(Dataset records)
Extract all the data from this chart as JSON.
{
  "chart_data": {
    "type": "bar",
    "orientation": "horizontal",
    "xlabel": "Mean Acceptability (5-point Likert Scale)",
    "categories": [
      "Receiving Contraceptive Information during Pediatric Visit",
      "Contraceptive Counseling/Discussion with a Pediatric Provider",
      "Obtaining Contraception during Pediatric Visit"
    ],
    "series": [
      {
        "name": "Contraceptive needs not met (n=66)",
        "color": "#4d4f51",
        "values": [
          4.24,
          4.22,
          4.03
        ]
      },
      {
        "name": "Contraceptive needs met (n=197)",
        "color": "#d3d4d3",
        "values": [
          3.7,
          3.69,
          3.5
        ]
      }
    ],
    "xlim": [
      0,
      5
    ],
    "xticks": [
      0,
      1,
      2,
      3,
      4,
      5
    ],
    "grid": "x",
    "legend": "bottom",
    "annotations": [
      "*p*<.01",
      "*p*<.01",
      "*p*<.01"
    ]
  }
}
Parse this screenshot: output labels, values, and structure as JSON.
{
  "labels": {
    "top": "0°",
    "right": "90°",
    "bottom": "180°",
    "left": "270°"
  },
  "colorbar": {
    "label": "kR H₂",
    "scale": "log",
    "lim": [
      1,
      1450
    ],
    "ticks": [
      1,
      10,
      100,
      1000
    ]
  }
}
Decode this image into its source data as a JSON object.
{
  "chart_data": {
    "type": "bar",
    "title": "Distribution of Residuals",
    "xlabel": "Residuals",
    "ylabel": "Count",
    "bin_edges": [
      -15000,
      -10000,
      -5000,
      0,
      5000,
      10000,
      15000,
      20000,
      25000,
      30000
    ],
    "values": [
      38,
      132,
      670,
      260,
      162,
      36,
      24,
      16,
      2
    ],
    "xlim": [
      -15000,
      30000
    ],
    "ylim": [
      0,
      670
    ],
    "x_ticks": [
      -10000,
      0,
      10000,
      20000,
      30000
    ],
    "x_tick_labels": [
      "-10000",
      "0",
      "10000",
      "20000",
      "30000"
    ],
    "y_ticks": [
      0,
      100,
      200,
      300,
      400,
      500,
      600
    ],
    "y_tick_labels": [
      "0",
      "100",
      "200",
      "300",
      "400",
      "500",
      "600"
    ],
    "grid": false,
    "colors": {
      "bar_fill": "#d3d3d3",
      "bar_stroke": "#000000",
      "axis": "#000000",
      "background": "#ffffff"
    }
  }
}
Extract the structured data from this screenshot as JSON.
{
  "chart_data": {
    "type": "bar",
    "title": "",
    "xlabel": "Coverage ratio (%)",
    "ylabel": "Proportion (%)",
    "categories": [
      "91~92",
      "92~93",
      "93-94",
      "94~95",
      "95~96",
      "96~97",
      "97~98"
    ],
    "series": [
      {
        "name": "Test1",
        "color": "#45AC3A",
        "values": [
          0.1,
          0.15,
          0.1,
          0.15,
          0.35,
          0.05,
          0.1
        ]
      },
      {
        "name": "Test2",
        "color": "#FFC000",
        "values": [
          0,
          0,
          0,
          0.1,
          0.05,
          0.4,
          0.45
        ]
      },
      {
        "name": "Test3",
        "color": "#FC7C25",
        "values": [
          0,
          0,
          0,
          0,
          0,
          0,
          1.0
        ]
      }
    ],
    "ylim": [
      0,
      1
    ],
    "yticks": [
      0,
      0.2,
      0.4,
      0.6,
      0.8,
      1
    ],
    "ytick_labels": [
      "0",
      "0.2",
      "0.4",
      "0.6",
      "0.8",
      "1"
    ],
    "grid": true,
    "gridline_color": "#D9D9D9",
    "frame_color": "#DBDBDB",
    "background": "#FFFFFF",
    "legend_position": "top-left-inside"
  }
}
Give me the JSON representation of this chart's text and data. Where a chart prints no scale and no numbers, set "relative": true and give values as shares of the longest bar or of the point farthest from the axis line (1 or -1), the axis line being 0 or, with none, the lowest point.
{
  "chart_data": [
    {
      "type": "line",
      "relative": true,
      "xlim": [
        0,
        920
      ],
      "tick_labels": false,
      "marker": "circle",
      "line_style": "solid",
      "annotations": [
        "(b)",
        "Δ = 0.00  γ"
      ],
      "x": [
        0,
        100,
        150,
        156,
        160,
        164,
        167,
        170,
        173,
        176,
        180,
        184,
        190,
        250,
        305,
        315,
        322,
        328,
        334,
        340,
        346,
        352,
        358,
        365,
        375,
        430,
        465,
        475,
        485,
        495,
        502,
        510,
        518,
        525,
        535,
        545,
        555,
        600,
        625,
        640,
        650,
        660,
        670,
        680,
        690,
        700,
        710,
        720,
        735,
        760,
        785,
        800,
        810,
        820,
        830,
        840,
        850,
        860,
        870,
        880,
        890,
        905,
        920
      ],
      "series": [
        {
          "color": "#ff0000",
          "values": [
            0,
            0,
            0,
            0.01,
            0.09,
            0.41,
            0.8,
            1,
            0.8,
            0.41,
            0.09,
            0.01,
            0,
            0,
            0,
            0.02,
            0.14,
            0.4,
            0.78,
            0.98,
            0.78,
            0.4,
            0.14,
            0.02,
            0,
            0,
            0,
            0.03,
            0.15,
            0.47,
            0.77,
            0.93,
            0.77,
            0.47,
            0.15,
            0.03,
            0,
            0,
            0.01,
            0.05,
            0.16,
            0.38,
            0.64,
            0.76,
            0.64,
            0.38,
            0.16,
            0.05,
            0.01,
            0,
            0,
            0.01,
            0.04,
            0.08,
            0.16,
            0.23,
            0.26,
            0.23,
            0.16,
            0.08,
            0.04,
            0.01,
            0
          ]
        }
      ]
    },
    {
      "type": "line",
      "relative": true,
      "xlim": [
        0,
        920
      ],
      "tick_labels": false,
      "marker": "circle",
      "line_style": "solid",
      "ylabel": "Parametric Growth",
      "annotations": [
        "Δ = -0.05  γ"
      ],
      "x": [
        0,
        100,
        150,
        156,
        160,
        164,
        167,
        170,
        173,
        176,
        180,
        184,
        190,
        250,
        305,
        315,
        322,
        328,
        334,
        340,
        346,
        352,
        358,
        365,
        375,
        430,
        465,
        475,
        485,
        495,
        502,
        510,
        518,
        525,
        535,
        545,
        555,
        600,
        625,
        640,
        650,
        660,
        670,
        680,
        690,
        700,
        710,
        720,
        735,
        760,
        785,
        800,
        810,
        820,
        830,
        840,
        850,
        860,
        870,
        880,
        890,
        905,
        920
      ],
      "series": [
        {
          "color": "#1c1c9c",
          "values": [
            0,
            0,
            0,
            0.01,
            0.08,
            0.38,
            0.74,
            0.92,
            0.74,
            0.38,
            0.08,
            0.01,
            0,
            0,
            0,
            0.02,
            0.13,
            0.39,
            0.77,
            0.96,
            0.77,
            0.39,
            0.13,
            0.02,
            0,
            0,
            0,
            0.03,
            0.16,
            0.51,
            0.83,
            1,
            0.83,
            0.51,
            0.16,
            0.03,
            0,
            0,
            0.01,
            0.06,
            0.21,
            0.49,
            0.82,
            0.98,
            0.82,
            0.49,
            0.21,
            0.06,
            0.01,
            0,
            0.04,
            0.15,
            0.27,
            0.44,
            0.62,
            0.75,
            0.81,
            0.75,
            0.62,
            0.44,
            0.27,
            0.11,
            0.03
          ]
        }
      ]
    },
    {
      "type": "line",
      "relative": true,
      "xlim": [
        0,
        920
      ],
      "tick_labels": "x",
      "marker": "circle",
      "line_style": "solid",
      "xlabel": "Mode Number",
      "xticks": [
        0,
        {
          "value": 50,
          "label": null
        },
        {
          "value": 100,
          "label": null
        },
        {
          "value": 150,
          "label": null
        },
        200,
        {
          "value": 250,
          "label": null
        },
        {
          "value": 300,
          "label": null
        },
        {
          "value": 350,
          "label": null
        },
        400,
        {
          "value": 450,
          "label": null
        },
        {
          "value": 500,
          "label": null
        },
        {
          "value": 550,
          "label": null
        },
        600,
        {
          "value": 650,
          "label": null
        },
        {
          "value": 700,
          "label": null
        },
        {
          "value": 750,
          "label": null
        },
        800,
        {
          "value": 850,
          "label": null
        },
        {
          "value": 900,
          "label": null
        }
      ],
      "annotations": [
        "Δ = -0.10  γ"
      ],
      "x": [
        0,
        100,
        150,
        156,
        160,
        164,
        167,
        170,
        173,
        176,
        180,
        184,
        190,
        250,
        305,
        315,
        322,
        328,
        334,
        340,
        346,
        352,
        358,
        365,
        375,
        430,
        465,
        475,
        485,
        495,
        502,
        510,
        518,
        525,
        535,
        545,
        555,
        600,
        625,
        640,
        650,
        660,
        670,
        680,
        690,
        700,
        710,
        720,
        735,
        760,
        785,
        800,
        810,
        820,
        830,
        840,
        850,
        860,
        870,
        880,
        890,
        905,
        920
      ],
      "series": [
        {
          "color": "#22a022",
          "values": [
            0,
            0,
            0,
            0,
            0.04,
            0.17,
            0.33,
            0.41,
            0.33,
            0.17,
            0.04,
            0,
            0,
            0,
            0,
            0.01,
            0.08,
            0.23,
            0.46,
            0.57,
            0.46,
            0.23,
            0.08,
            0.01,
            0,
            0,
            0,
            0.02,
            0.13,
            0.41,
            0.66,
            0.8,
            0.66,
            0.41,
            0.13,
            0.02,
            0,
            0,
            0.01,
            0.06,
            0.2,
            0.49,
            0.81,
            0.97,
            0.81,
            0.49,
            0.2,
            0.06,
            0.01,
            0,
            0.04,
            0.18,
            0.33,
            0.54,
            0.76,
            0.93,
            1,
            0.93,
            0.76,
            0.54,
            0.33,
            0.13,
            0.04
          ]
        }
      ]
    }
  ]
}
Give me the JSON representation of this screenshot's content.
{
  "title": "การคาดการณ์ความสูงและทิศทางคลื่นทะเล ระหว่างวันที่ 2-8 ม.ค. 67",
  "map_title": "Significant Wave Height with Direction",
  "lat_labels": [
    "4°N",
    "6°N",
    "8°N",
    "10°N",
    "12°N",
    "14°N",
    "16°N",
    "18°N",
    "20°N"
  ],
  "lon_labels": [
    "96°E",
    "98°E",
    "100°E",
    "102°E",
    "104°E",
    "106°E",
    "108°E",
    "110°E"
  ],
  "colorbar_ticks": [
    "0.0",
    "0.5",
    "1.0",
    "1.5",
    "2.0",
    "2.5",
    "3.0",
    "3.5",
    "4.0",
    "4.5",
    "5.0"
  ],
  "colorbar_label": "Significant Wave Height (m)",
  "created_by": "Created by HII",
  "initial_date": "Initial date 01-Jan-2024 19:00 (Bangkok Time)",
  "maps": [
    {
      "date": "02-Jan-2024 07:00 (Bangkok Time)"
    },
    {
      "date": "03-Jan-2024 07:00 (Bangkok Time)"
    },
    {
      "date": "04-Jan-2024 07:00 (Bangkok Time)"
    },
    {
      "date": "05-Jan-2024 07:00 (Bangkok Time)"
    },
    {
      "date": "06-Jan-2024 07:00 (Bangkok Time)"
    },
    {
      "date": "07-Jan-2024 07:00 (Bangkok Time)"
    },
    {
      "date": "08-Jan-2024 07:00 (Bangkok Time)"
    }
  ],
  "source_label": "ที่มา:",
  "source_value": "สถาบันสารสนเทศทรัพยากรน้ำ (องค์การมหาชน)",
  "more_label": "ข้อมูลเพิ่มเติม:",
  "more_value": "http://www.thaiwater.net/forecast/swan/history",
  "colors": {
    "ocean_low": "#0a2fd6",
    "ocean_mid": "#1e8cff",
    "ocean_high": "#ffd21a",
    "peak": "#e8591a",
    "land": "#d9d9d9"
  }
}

_REQUEST_:
Where a line above contains the word "Bangkok", copy that line.

_RESPONSE FOR THIS EXERCISE_:
  "initial_date": "Initial date 01-Jan-2024 19:00 (Bangkok Time)",
      "date": "02-Jan-2024 07:00 (Bangkok Time)"
      "date": "03-Jan-2024 07:00 (Bangkok Time)"
      "date": "04-Jan-2024 07:00 (Bangkok Time)"
      "date": "05-Jan-2024 07:00 (Bangkok Time)"
      "date": "06-Jan-2024 07:00 (Bangkok Time)"
      "date": "07-Jan-2024 07:00 (Bangkok Time)"
      "date": "08-Jan-2024 07:00 (Bangkok Time)"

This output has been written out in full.